= What to do =
Copy out all the entries word for word.

= Data provided =
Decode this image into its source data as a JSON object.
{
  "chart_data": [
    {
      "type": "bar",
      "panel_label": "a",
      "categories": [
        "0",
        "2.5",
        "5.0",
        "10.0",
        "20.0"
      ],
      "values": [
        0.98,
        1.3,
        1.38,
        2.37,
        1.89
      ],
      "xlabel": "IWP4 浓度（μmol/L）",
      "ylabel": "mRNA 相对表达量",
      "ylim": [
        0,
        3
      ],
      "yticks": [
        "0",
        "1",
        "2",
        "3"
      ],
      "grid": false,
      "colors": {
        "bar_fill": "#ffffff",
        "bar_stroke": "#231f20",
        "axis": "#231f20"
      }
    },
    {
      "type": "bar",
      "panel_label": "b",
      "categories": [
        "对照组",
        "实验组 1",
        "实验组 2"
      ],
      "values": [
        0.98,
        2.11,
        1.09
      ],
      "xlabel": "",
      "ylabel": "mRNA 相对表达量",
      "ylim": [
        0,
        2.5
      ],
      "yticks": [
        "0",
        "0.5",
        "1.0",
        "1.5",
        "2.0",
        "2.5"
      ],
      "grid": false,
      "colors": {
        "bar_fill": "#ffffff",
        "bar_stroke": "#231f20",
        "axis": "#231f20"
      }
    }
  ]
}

= Output of the task =
Decode this image into its source data as a JSON object.
{
  "chart_data": [
    {
      "type": "bar",
      "panel_label": "a",
      "categories": [
        "0",
        "2.5",
        "5.0",
        "10.0",
        "20.0"
      ],
      "values": [
        0.98,
        1.3,
        1.38,
        2.37,
        1.89
      ],
      "xlabel": "IWP4 浓度（μmol/L）",
      "ylabel": "mRNA 相对表达量",
      "ylim": [
        0,
        3
      ],
      "yticks": [
        "0",
        "1",
        "2",
        "3"
      ],
      "grid": false,
      "colors": {
        "bar_fill": "#ffffff",
        "bar_stroke": "#231f20",
        "axis": "#231f20"
      }
    },
    {
      "type": "bar",
      "panel_label": "b",
      "categories": [
        "对照组",
        "实验组 1",
        "实验组 2"
      ],
      "values": [
        0.98,
        2.11,
        1.09
      ],
      "xlabel": "",
      "ylabel": "mRNA 相对表达量",
      "ylim": [
        0,
        2.5
      ],
      "yticks": [
        "0",
        "0.5",
        "1.0",
        "1.5",
        "2.0",
        "2.5"
      ],
      "grid": false,
      "colors": {
        "bar_fill": "#ffffff",
        "bar_stroke": "#231f20",
        "axis": "#231f20"
      }
    }
  ]
}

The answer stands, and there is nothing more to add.